Directive: Copy the data below line for line without any changes, omitting the pictures.

++++++++++

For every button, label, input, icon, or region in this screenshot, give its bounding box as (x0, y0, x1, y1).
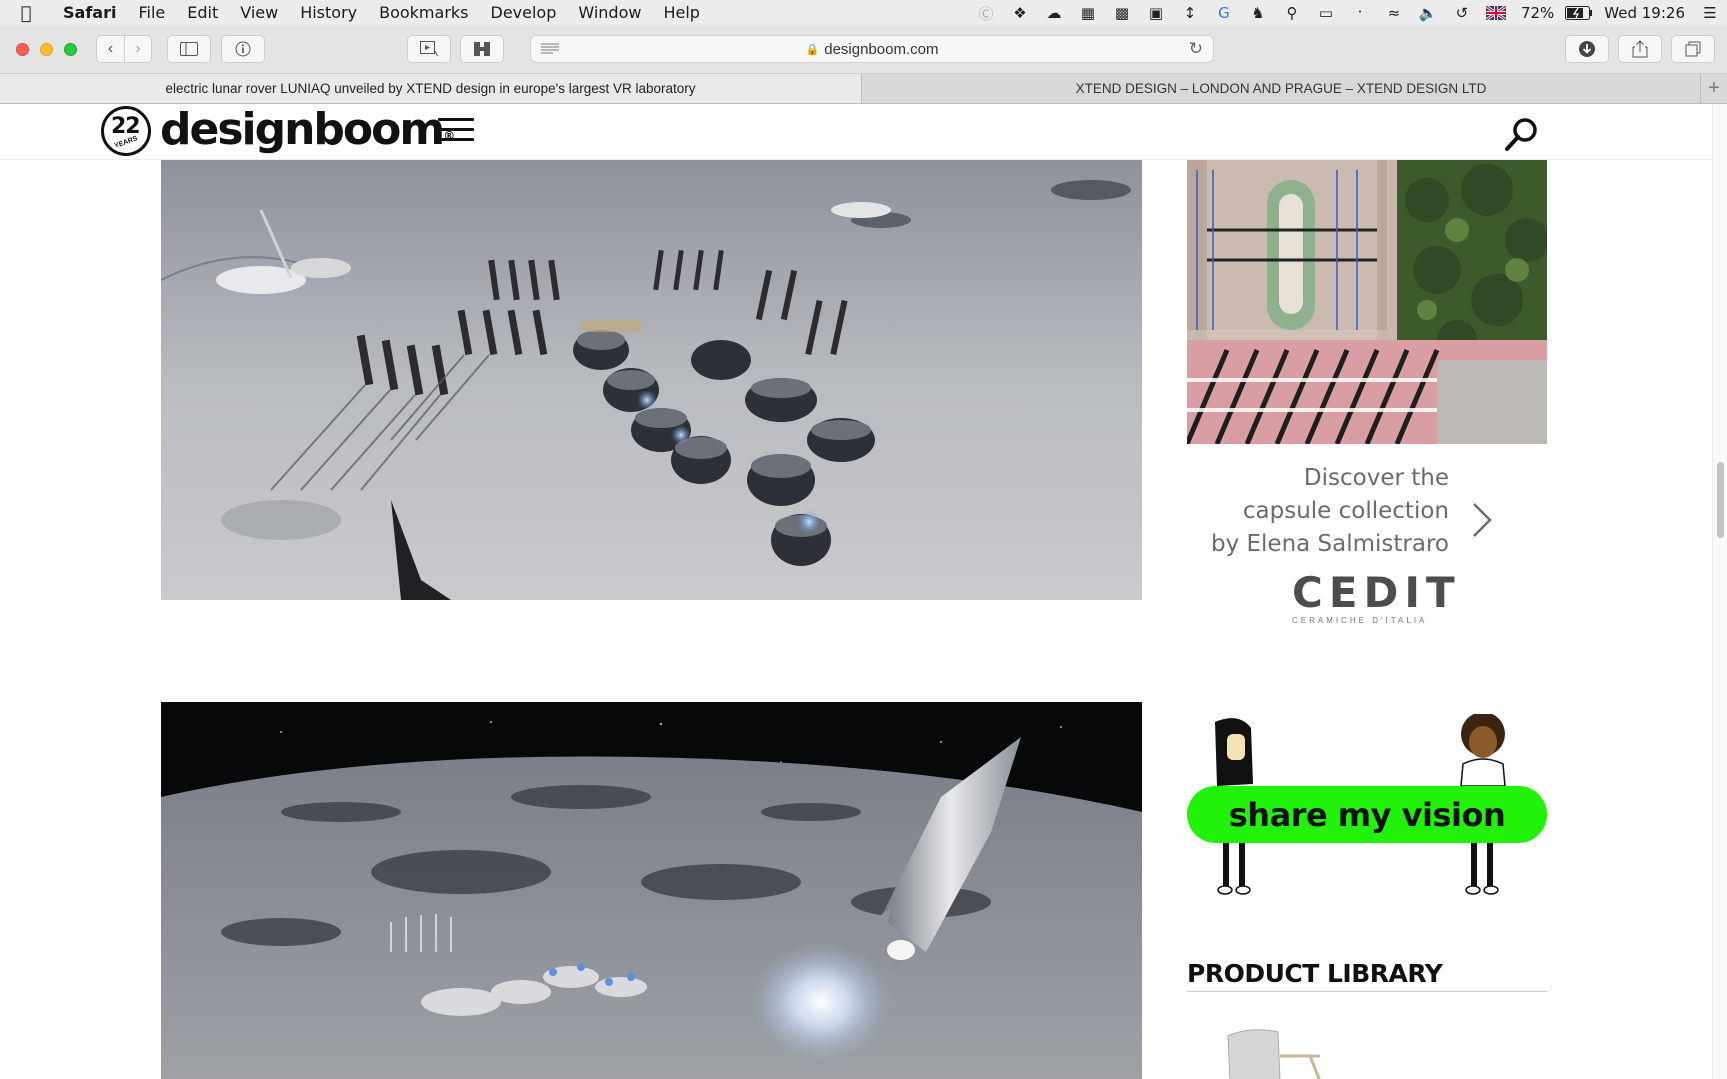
site-logo-text: designboom (160, 104, 445, 155)
menu-edit[interactable]: Edit (176, 0, 229, 26)
apple-menu-icon[interactable]:  (0, 3, 52, 24)
close-window-button[interactable] (16, 43, 29, 56)
volume-icon[interactable]: 🔈 (1411, 0, 1445, 26)
downloads-button[interactable] (1565, 35, 1609, 63)
menu-develop[interactable]: Develop (480, 0, 568, 26)
battery-percent: 72% (1520, 4, 1555, 22)
menu-view[interactable]: View (229, 0, 289, 26)
zoom-window-button[interactable] (64, 43, 77, 56)
tab-overview-button[interactable] (1671, 35, 1715, 63)
macos-menu-bar:  Safari File Edit View History Bookmark… (0, 0, 1727, 26)
menu-file[interactable]: File (127, 0, 176, 26)
creative-cloud-icon[interactable]: ☁ (1037, 0, 1071, 26)
scrollbar-thumb[interactable] (1717, 462, 1724, 538)
sidebar-ad-cedit[interactable]: Discover the capsule collection by Elena… (1187, 160, 1547, 625)
media-icon (420, 41, 438, 57)
reload-icon[interactable]: ↻ (1189, 39, 1203, 59)
time-machine-icon[interactable]: ↺ (1445, 0, 1479, 26)
grammarly-icon[interactable]: G (1207, 0, 1241, 26)
ceramic-collection-photo (1187, 160, 1547, 444)
menu-bookmarks[interactable]: Bookmarks (368, 0, 479, 26)
page-scrollbar[interactable] (1712, 104, 1727, 1079)
product-library-heading[interactable]: PRODUCT LIBRARY (1187, 959, 1547, 992)
tab-xtend-design[interactable]: XTEND DESIGN – LONDON AND PRAGUE – XTEND… (862, 74, 1700, 103)
share-icon (1632, 40, 1648, 58)
share-my-vision-button[interactable]: share my vision (1187, 786, 1547, 843)
web-page: 22 YEARS designboom® Discover the capsul… (0, 104, 1712, 1079)
lunar-base-render (161, 160, 1142, 600)
anniversary-badge[interactable]: 22 YEARS (101, 106, 151, 156)
url-text: designboom.com (824, 40, 939, 58)
menu-help[interactable]: Help (652, 0, 710, 26)
tab-bar: electric lunar rover LUNIAQ unveiled by … (0, 74, 1727, 104)
ad-headline[interactable]: Discover the capsule collection by Elena… (1209, 462, 1449, 561)
cedit-tagline: CERAMICHE D'ITALIA (1292, 616, 1428, 625)
menu-history[interactable]: History (289, 0, 368, 26)
share-my-vision-block: share my vision (1187, 714, 1547, 904)
tabs-icon (1685, 41, 1701, 57)
resize-arrow-icon[interactable]: ↕ (1173, 0, 1207, 26)
hamburger-menu-icon[interactable] (438, 118, 474, 144)
back-button[interactable]: ‹ (96, 35, 124, 63)
bluetooth-icon[interactable]: ᛫ (1343, 0, 1377, 26)
chevron-right-icon[interactable] (1470, 500, 1494, 540)
status-area: Ⓒ ❖ ☁ ▦ ▩ ▣ ↕ G ♞ ⚲ ▭ ᛫ ≈ 🔈 ↺ 72% Wed 19… (969, 0, 1727, 26)
product-chair-thumbnail[interactable] (1220, 1026, 1330, 1079)
clapper-icon[interactable]: ▩ (1105, 0, 1139, 26)
forward-button[interactable]: › (124, 35, 152, 63)
menu-window[interactable]: Window (567, 0, 652, 26)
site-logo[interactable]: designboom® (160, 104, 455, 156)
article-image-moon-landing[interactable] (161, 702, 1142, 1079)
info-icon (235, 41, 251, 57)
dropbox-icon[interactable]: ❖ (1003, 0, 1037, 26)
flag-uk-icon[interactable] (1479, 0, 1513, 26)
airplay-icon[interactable]: ▭ (1309, 0, 1343, 26)
toolbox-icon[interactable]: ▦ (1071, 0, 1105, 26)
site-header: 22 YEARS designboom® (0, 104, 1712, 160)
extension-button[interactable] (460, 35, 504, 63)
extension-icon (474, 42, 490, 56)
wifi-icon[interactable]: ≈ (1377, 0, 1411, 26)
download-icon (1579, 41, 1595, 57)
evernote-icon[interactable]: ♞ (1241, 0, 1275, 26)
site-info-button[interactable] (221, 35, 265, 63)
battery-icon[interactable] (1562, 0, 1596, 26)
share-toolbar-button[interactable] (1618, 35, 1662, 63)
dictionary-icon[interactable]: Ⓒ (969, 0, 1003, 26)
safari-toolbar: ‹ › 🔒 designboom.com ↻ (0, 26, 1727, 74)
new-tab-button[interactable]: + (1700, 74, 1727, 103)
menubar-clock[interactable]: Wed 19:26 (1596, 4, 1693, 22)
reader-view-icon[interactable] (541, 41, 559, 57)
tab-luniaq-article[interactable]: electric lunar rover LUNIAQ unveiled by … (0, 74, 862, 103)
article-image-lunar-base[interactable] (161, 160, 1142, 600)
sidebar-toggle-button[interactable] (167, 35, 211, 63)
menu-app-safari[interactable]: Safari (52, 0, 127, 26)
search-icon[interactable] (1502, 114, 1542, 154)
cedit-brand: CEDIT (1292, 568, 1461, 617)
screenshot-icon[interactable]: ▣ (1139, 0, 1173, 26)
media-button[interactable] (407, 35, 451, 63)
ad-image[interactable] (1187, 160, 1547, 444)
spotlight-search-icon[interactable]: ⚲ (1275, 0, 1309, 26)
minimize-window-button[interactable] (40, 43, 53, 56)
address-bar[interactable]: 🔒 designboom.com ↻ (530, 35, 1214, 63)
lock-icon: 🔒 (805, 43, 820, 56)
moon-rocket-render (161, 702, 1142, 1079)
notification-center-icon[interactable]: ☰ (1693, 0, 1727, 26)
sidebar-icon (180, 42, 198, 56)
cedit-logo: CEDIT CERAMICHE D'ITALIA (1292, 568, 1461, 626)
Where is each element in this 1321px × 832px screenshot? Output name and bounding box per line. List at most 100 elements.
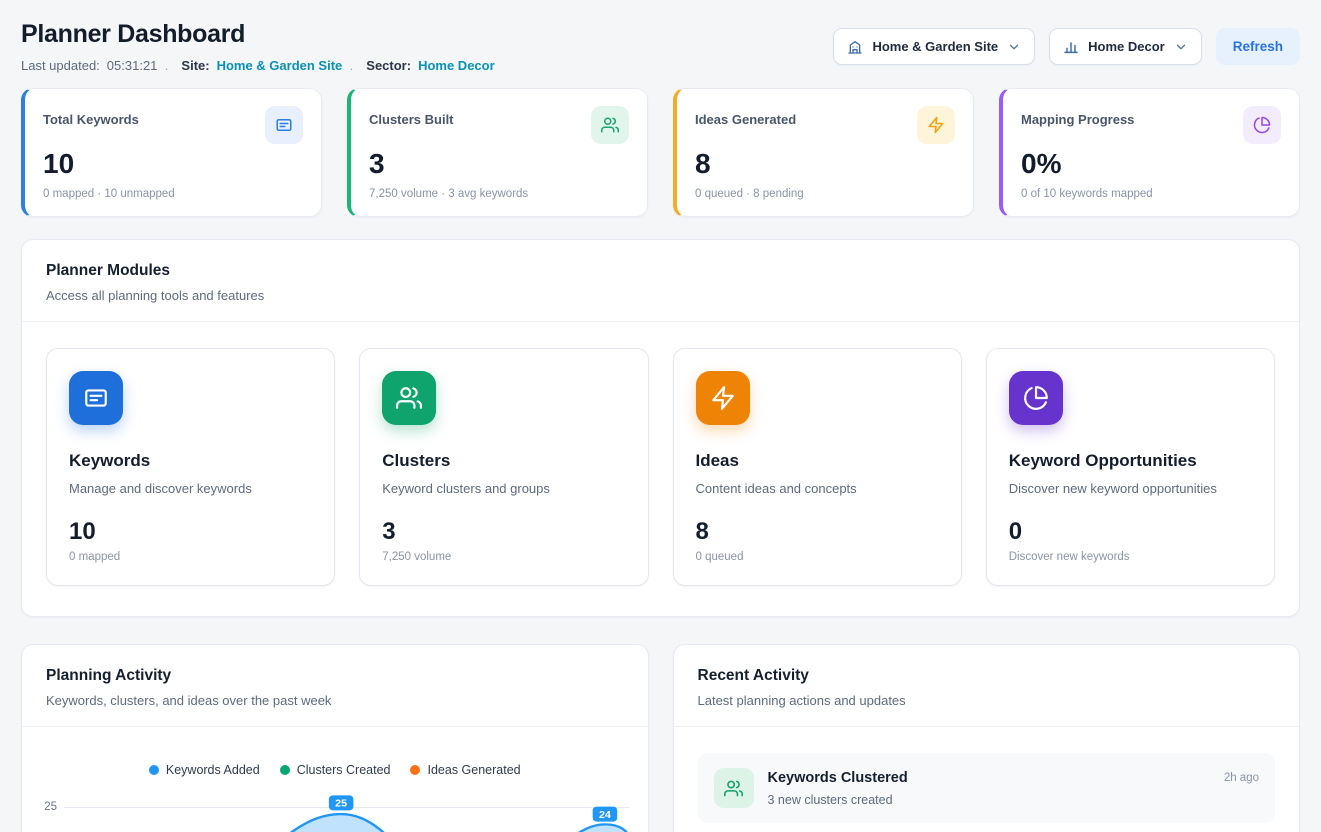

++++++++++

Answer for the task:
For every button, label, input, icon, or region in this screenshot, give its bounding box as (x0, y0, x1, y1).
site-logo-text: designboom (160, 104, 445, 155)
menu-edit[interactable]: Edit (176, 0, 229, 26)
apple-menu-icon[interactable]:  (0, 3, 52, 24)
close-window-button[interactable] (16, 43, 29, 56)
volume-icon[interactable]: 🔈 (1411, 0, 1445, 26)
downloads-button[interactable] (1565, 35, 1609, 63)
menu-develop[interactable]: Develop (480, 0, 568, 26)
battery-percent: 72% (1520, 4, 1555, 22)
menu-view[interactable]: View (229, 0, 289, 26)
zoom-window-button[interactable] (64, 43, 77, 56)
tab-overview-button[interactable] (1671, 35, 1715, 63)
macos-menu-bar:  Safari File Edit View History Bookmark… (0, 0, 1727, 26)
menu-file[interactable]: File (127, 0, 176, 26)
creative-cloud-icon[interactable]: ☁ (1037, 0, 1071, 26)
scrollbar-thumb[interactable] (1717, 462, 1724, 538)
sidebar-ad-cedit[interactable]: Discover the capsule collection by Elena… (1187, 160, 1547, 625)
media-icon (420, 41, 438, 57)
reload-icon[interactable]: ↻ (1189, 39, 1203, 59)
time-machine-icon[interactable]: ↺ (1445, 0, 1479, 26)
grammarly-icon[interactable]: G (1207, 0, 1241, 26)
ceramic-collection-photo (1187, 160, 1547, 444)
menu-bookmarks[interactable]: Bookmarks (368, 0, 479, 26)
page-scrollbar[interactable] (1712, 104, 1727, 1079)
product-library-heading[interactable]: PRODUCT LIBRARY (1187, 959, 1547, 992)
tab-xtend-design[interactable]: XTEND DESIGN – LONDON AND PRAGUE – XTEND… (862, 74, 1700, 103)
share-icon (1632, 40, 1648, 58)
share-my-vision-button[interactable]: share my vision (1187, 786, 1547, 843)
web-page: 22 YEARS designboom® Discover the capsul… (0, 104, 1712, 1079)
lunar-base-render (161, 160, 1142, 600)
anniversary-badge[interactable]: 22 YEARS (101, 106, 151, 156)
url-text: designboom.com (824, 40, 939, 58)
menu-help[interactable]: Help (652, 0, 710, 26)
tab-bar: electric lunar rover LUNIAQ unveiled by … (0, 74, 1727, 104)
ad-headline[interactable]: Discover the capsule collection by Elena… (1209, 462, 1449, 561)
cedit-tagline: CERAMICHE D'ITALIA (1292, 616, 1428, 625)
menu-history[interactable]: History (289, 0, 368, 26)
share-my-vision-block: share my vision (1187, 714, 1547, 904)
tabs-icon (1685, 41, 1701, 57)
resize-arrow-icon[interactable]: ↕ (1173, 0, 1207, 26)
hamburger-menu-icon[interactable] (438, 118, 474, 144)
back-button[interactable]: ‹ (96, 35, 124, 63)
bluetooth-icon[interactable]: ᛫ (1343, 0, 1377, 26)
chevron-right-icon[interactable] (1470, 500, 1494, 540)
status-area: Ⓒ ❖ ☁ ▦ ▩ ▣ ↕ G ♞ ⚲ ▭ ᛫ ≈ 🔈 ↺ 72% Wed 19… (969, 0, 1727, 26)
product-chair-thumbnail[interactable] (1220, 1026, 1330, 1079)
clapper-icon[interactable]: ▩ (1105, 0, 1139, 26)
forward-button[interactable]: › (124, 35, 152, 63)
menu-window[interactable]: Window (567, 0, 652, 26)
site-logo[interactable]: designboom® (160, 104, 455, 156)
article-image-moon-landing[interactable] (161, 702, 1142, 1079)
info-icon (235, 41, 251, 57)
dropbox-icon[interactable]: ❖ (1003, 0, 1037, 26)
flag-uk-icon[interactable] (1479, 0, 1513, 26)
airplay-icon[interactable]: ▭ (1309, 0, 1343, 26)
toolbox-icon[interactable]: ▦ (1071, 0, 1105, 26)
site-header: 22 YEARS designboom® (0, 104, 1712, 160)
extension-button[interactable] (460, 35, 504, 63)
extension-icon (474, 42, 490, 56)
wifi-icon[interactable]: ≈ (1377, 0, 1411, 26)
download-icon (1579, 41, 1595, 57)
evernote-icon[interactable]: ♞ (1241, 0, 1275, 26)
site-info-button[interactable] (221, 35, 265, 63)
battery-icon[interactable] (1562, 0, 1596, 26)
share-toolbar-button[interactable] (1618, 35, 1662, 63)
dictionary-icon[interactable]: Ⓒ (969, 0, 1003, 26)
safari-toolbar: ‹ › 🔒 designboom.com ↻ (0, 26, 1727, 74)
new-tab-button[interactable]: + (1700, 74, 1727, 103)
menubar-clock[interactable]: Wed 19:26 (1596, 4, 1693, 22)
reader-view-icon[interactable] (541, 41, 559, 57)
tab-luniaq-article[interactable]: electric lunar rover LUNIAQ unveiled by … (0, 74, 862, 103)
article-image-lunar-base[interactable] (161, 160, 1142, 600)
sidebar-toggle-button[interactable] (167, 35, 211, 63)
menu-app-safari[interactable]: Safari (52, 0, 127, 26)
search-icon[interactable] (1502, 114, 1542, 154)
cedit-brand: CEDIT (1292, 568, 1461, 617)
screenshot-icon[interactable]: ▣ (1139, 0, 1173, 26)
media-button[interactable] (407, 35, 451, 63)
ad-image[interactable] (1187, 160, 1547, 444)
spotlight-search-icon[interactable]: ⚲ (1275, 0, 1309, 26)
minimize-window-button[interactable] (40, 43, 53, 56)
address-bar[interactable]: 🔒 designboom.com ↻ (530, 35, 1214, 63)
lock-icon: 🔒 (805, 43, 820, 56)
moon-rocket-render (161, 702, 1142, 1079)
notification-center-icon[interactable]: ☰ (1693, 0, 1727, 26)
sidebar-icon (180, 42, 198, 56)
cedit-logo: CEDIT CERAMICHE D'ITALIA (1292, 568, 1461, 626)
Where is each element in this 1321px × 832px screenshot? Output name and bounding box per line. List at most 100 elements.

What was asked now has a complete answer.